Demokrasi ve Eğitim Stratejik araştırma Merkezi (DESAM) Başkanı Gürkan Avcı: Artık ‘reform’ kelimesini süs olarak değil, karar olarak kullanacağız. Her hükümetin değiştiği gün, eğitim politikası sıfırlanmayacak. Sınav odaklılıktan öğrenme odaklılığa geçeceğiz. Çocuklarımız ezber değil, düşünme becerisi kazanacak.
ANKARA - MEHMET KARA
Avcı, Türkiye’nin çağı yakalaması için eğitim sisteminde eşitlik ve kaliteyi yakalaması gerektiğini söyledi.
Türkiye’nin artık bir dönüm noktasında olduğunu, bir yanda çağın aklı, dijitalleşen dünya, yapay zekâ, uzay ekonomisi, diğer yanda ise yorgun bir eğitim sistemi, umudunu kaybeden gençler olduğunu söyleyen Avcı, “Bu tabloyu değiştirmek zorundayız. Yoksa, kaybeden sadece bir nesil değil, geleceğimiz olacak. Çünkü elimizde artık inkâr edilemeyecek iki büyük gerçek var: Birincisi, eğitim sistemimiz alarm veriyor. İkincisi, gençlerimizin siyasete ve geleceğe olan inancı hızla eriyor” dedi.
===============
## Yapılacak iş:
Eğitim sistemiyle ilgili metni baştan sona kelimesi kelimesine tekrarla. Aşağıdaki satırlar bu metinden bağımsız, ayrı bir malzemedir.
===============
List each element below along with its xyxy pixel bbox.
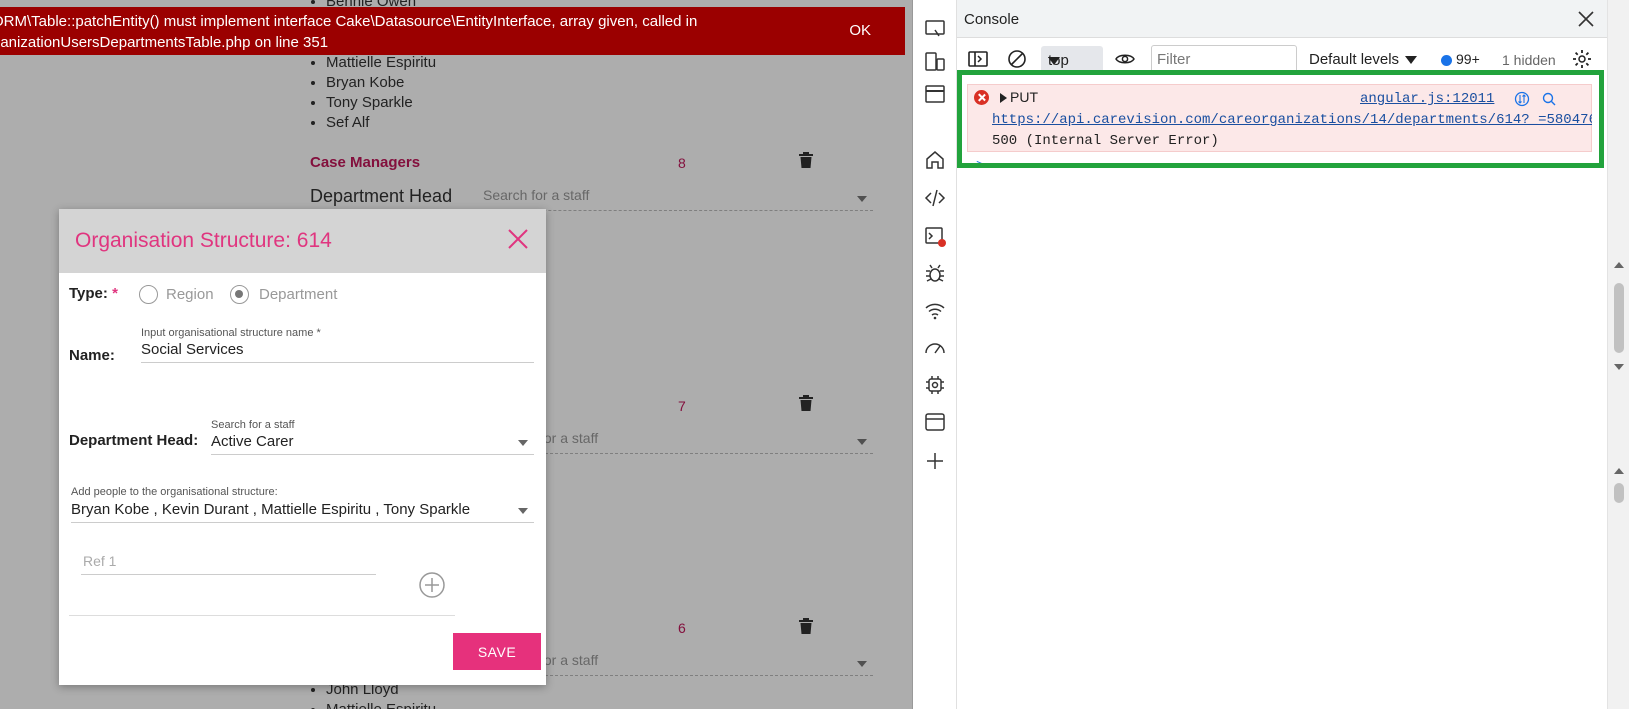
device-toolbar-icon[interactable] (923, 50, 947, 74)
save-button[interactable]: SAVE (453, 633, 541, 670)
memory-chip-icon[interactable] (923, 373, 947, 397)
performance-icon[interactable] (923, 336, 947, 360)
dialog-title: Organisation Structure: 614 (75, 229, 332, 252)
plus-icon[interactable] (923, 449, 947, 473)
console-icon[interactable] (923, 224, 947, 248)
hidden-count: 1 hidden (1502, 52, 1556, 68)
scroll-up-icon[interactable] (1614, 468, 1624, 474)
ref-input[interactable] (81, 547, 376, 575)
wifi-icon[interactable] (923, 299, 947, 323)
console-panel: Console top Default levels 99+ 1 hidden … (957, 0, 1629, 709)
console-header: Console (957, 0, 1607, 38)
caret-down-icon (1048, 57, 1060, 65)
radio-department[interactable] (230, 285, 249, 304)
annotation-highlight-box (957, 70, 1604, 168)
log-levels-value: Default levels (1309, 51, 1400, 68)
sidebar-toggle-icon[interactable] (967, 48, 989, 70)
people-value: Bryan Kobe , Kevin Durant , Mattielle Es… (71, 501, 471, 518)
window-icon[interactable] (923, 82, 947, 106)
screencast-icon[interactable] (923, 17, 947, 41)
scroll-up-icon[interactable] (1614, 262, 1624, 268)
issues-badge[interactable]: 99+ (1441, 51, 1480, 67)
scroll-down-icon[interactable] (1614, 364, 1624, 370)
name-field-label: Input organisational structure name * (141, 327, 321, 339)
radio-department-label[interactable]: Department (259, 286, 337, 303)
issues-count: 99+ (1456, 51, 1480, 67)
error-message-line: ORM\Table::patchEntity() must implement … (0, 13, 698, 30)
issues-icon (1441, 54, 1452, 66)
radio-region-label[interactable]: Region (166, 286, 214, 303)
people-select[interactable]: Bryan Kobe , Kevin Durant , Mattielle Es… (71, 499, 534, 523)
people-field-label: Add people to the organisational structu… (71, 486, 278, 498)
devtools-activity-bar (913, 0, 957, 709)
devtools-panel: Console top Default levels 99+ 1 hidden … (912, 0, 1629, 709)
name-label: Name: (69, 347, 115, 364)
department-head-value: Active Carer (211, 433, 294, 450)
department-head-select[interactable]: Active Carer (211, 431, 534, 455)
elements-icon[interactable] (923, 186, 947, 210)
gear-icon[interactable] (1571, 48, 1593, 70)
scroll-thumb[interactable] (1614, 483, 1624, 503)
add-circle-icon[interactable] (418, 571, 446, 599)
type-label: Type: * (69, 285, 118, 302)
name-input[interactable]: Social Services (141, 339, 534, 363)
organisation-structure-dialog: Organisation Structure: 614 Type: * Regi… (59, 209, 546, 685)
close-icon[interactable] (1575, 8, 1597, 30)
error-banner: ORM\Table::patchEntity() must implement … (0, 7, 905, 55)
bug-icon[interactable] (923, 261, 947, 285)
chevron-down-icon (518, 508, 528, 514)
department-head-field-label: Search for a staff (211, 419, 295, 431)
home-icon[interactable] (923, 148, 947, 172)
ok-button[interactable]: OK (849, 22, 871, 39)
scroll-thumb[interactable] (1614, 283, 1624, 353)
divider (69, 615, 455, 616)
radio-region[interactable] (139, 285, 158, 304)
console-title: Console (964, 11, 1020, 28)
eye-icon[interactable] (1114, 48, 1136, 70)
department-head-label: Department Head: (69, 432, 199, 449)
close-icon[interactable] (506, 227, 530, 251)
scrollbar[interactable] (1607, 0, 1629, 709)
log-levels-select[interactable]: Default levels (1309, 51, 1418, 68)
filter-input[interactable] (1151, 45, 1297, 73)
type-label-text: Type: (69, 285, 108, 302)
required-mark: * (112, 285, 118, 302)
dialog-header: Organisation Structure: 614 (59, 209, 546, 273)
error-message-line: ganizationUsersDepartmentsTable.php on l… (0, 34, 329, 51)
web-app: Bennie Owen Mattielle Espiritu Bryan Kob… (0, 0, 912, 709)
application-icon[interactable] (923, 410, 947, 434)
clear-console-icon[interactable] (1006, 48, 1028, 70)
caret-down-icon (1405, 56, 1418, 65)
chevron-down-icon (518, 440, 528, 446)
error-message: ORM\Table::patchEntity() must implement … (0, 11, 820, 53)
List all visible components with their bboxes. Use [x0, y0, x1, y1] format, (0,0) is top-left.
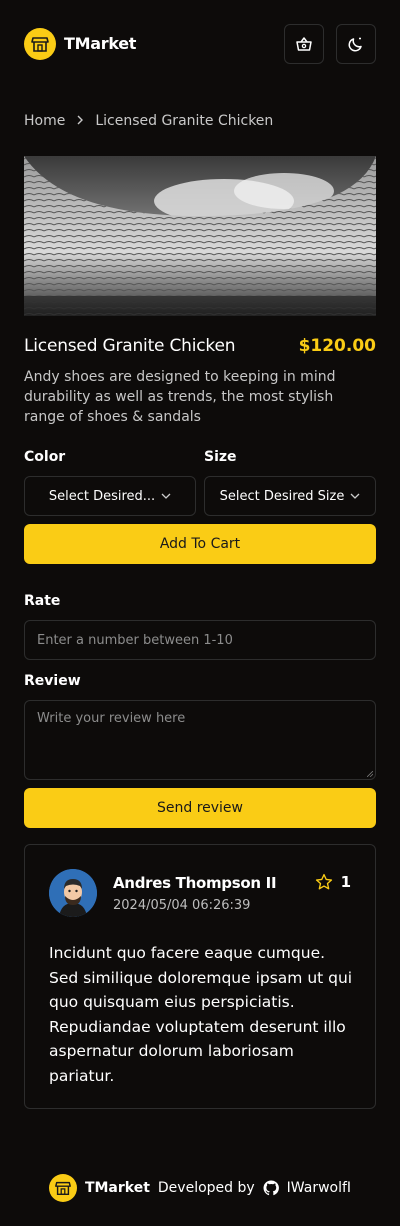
breadcrumb: Home Licensed Granite Chicken: [24, 113, 273, 129]
cart-button[interactable]: [284, 24, 324, 64]
product-price: $120.00: [298, 336, 376, 356]
star-icon: [315, 873, 332, 890]
product-title: Licensed Granite Chicken: [24, 336, 236, 356]
shopping-basket-icon: [296, 37, 312, 51]
resize-handle-icon[interactable]: [367, 771, 373, 777]
chevron-right-icon: [75, 113, 85, 129]
rate-input[interactable]: Enter a number between 1-10: [24, 620, 376, 660]
send-review-button[interactable]: Send review: [24, 788, 376, 828]
header: TMarket: [24, 24, 376, 64]
product-description: Andy shoes are designed to keeping in mi…: [24, 369, 336, 425]
store-logo-icon[interactable]: [24, 28, 56, 60]
footer-brand[interactable]: TMarket: [85, 1180, 150, 1196]
rate-label: Rate: [24, 593, 61, 609]
size-select-value: Select Desired Size: [219, 488, 345, 504]
review-rating: 1: [315, 873, 351, 891]
footer-developed-by: Developed by: [157, 1180, 255, 1196]
chevron-down-icon: [350, 493, 360, 499]
review-rating-value: 1: [340, 873, 351, 891]
color-select[interactable]: Select Desired...: [24, 476, 196, 516]
review-label: Review: [24, 673, 81, 689]
add-to-cart-button[interactable]: Add To Cart: [24, 524, 376, 564]
review-textarea[interactable]: Write your review here: [24, 700, 376, 780]
review-text: Incidunt quo facere eaque cumque. Sed si…: [49, 944, 353, 1085]
size-label: Size: [204, 449, 237, 465]
chevron-down-icon: [161, 493, 171, 499]
store-icon[interactable]: [48, 1174, 77, 1202]
avatar: [49, 869, 97, 917]
size-select[interactable]: Select Desired Size: [204, 476, 376, 516]
review-placeholder: Write your review here: [37, 711, 186, 726]
color-label: Color: [24, 449, 66, 465]
theme-toggle-button[interactable]: [336, 24, 376, 64]
footer: TMarket Developed by IWarwolfI: [0, 1173, 400, 1203]
github-icon[interactable]: [263, 1180, 279, 1196]
review-card: Andres Thompson II 2024/05/04 06:26:39 1…: [24, 844, 376, 1109]
moon-icon: [348, 37, 362, 52]
store-icon: [31, 37, 49, 52]
review-date: 2024/05/04 06:26:39: [113, 898, 251, 913]
product-image: [24, 156, 376, 316]
breadcrumb-current: Licensed Granite Chicken: [95, 113, 274, 129]
breadcrumb-home[interactable]: Home: [24, 113, 65, 129]
reviewer-name: Andres Thompson II: [113, 874, 277, 892]
color-select-value: Select Desired...: [48, 488, 156, 504]
footer-author[interactable]: IWarwolfI: [287, 1180, 351, 1196]
brand-name[interactable]: TMarket: [64, 34, 136, 53]
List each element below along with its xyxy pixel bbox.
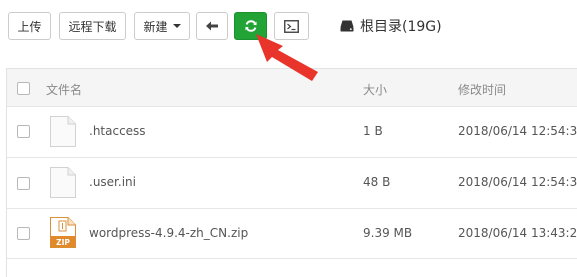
remote-download-button[interactable]: 远程下载	[59, 12, 126, 40]
file-size: 48 B	[363, 175, 391, 189]
back-button[interactable]	[196, 12, 228, 40]
row-checkbox[interactable]	[17, 125, 30, 138]
column-modified-header[interactable]: 修改时间	[458, 81, 506, 98]
file-size: 9.39 MB	[363, 226, 413, 240]
table-header: 文件名 大小 修改时间	[7, 69, 577, 107]
upload-button[interactable]: 上传	[8, 12, 51, 40]
row-checkbox[interactable]	[17, 227, 30, 240]
file-icon	[50, 116, 76, 147]
disk-info[interactable]: 根目录(19G)	[340, 17, 442, 35]
new-label: 新建	[143, 19, 168, 34]
row-checkbox[interactable]	[17, 177, 30, 190]
remote-download-label: 远程下载	[68, 19, 117, 34]
arrow-left-icon	[206, 21, 218, 31]
terminal-button[interactable]	[274, 12, 309, 40]
new-dropdown-button[interactable]: 新建	[134, 12, 190, 40]
file-modified: 2018/06/14 12:54:37	[458, 124, 577, 138]
toolbar: 上传 远程下载 新建 根目录(19G)	[0, 0, 577, 54]
select-all-checkbox[interactable]	[17, 82, 30, 95]
refresh-icon	[244, 20, 257, 32]
file-name[interactable]: .htaccess	[89, 124, 146, 138]
file-table: 文件名 大小 修改时间 .htaccess 1 B 2018/06/14 12:…	[6, 68, 577, 277]
zip-file-icon: ZIP	[50, 217, 76, 248]
file-name[interactable]: .user.ini	[89, 175, 136, 189]
file-name[interactable]: wordpress-4.9.4-zh_CN.zip	[89, 226, 248, 240]
chevron-down-icon	[172, 24, 181, 28]
disk-label: 根目录(19G)	[360, 19, 442, 35]
zip-tag: ZIP	[56, 238, 70, 247]
column-name-header[interactable]: 文件名	[46, 81, 82, 98]
upload-label: 上传	[17, 19, 42, 34]
table-row[interactable]: .htaccess 1 B 2018/06/14 12:54:37	[7, 107, 577, 158]
file-size: 1 B	[363, 124, 383, 138]
refresh-button[interactable]	[234, 12, 267, 40]
file-modified: 2018/06/14 12:54:37	[458, 175, 577, 189]
file-icon	[50, 167, 76, 198]
column-size-header[interactable]: 大小	[363, 81, 387, 98]
terminal-icon	[284, 19, 299, 33]
hard-drive-icon	[340, 20, 354, 32]
file-modified: 2018/06/14 13:43:23	[458, 226, 577, 240]
table-row[interactable]: .user.ini 48 B 2018/06/14 12:54:37	[7, 158, 577, 209]
table-row[interactable]: ZIP wordpress-4.9.4-zh_CN.zip 9.39 MB 20…	[7, 209, 577, 259]
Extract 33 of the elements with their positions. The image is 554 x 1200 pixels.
===============
## Sonuç aşağıda:
Demokrasi ve Eğitim Stratejik araştırma Merkezi (DESAM) Başkanı Gürkan Avcı: Artık ‘reform’ kelimesini süs olarak değil, karar olarak kullanacağız. Her hükümetin değiştiği gün, eğitim politikası sıfırlanmayacak. Sınav odaklılıktan öğrenme odaklılığa geçeceğiz. Çocuklarımız ezber değil, düşünme becerisi kazanacak.
ANKARA - MEHMET KARA
Avcı, Türkiye’nin çağı yakalaması için eğitim sisteminde eşitlik ve kaliteyi yakalaması gerektiğini söyledi.
Türkiye’nin artık bir dönüm noktasında olduğunu, bir yanda çağın aklı, dijitalleşen dünya, yapay zekâ, uzay ekonomisi, diğer yanda ise yorgun bir eğitim sistemi, umudunu kaybeden gençler olduğunu söyleyen Avcı, “Bu tabloyu değiştirmek zorundayız. Yoksa, kaybeden sadece bir nesil değil, geleceğimiz olacak. Çünkü elimizde artık inkâr edilemeyecek iki büyük gerçek var: Birincisi, eğitim sistemimiz alarm veriyor. İkincisi, gençlerimizin siyasete ve geleceğe olan inancı hızla eriyor” dedi.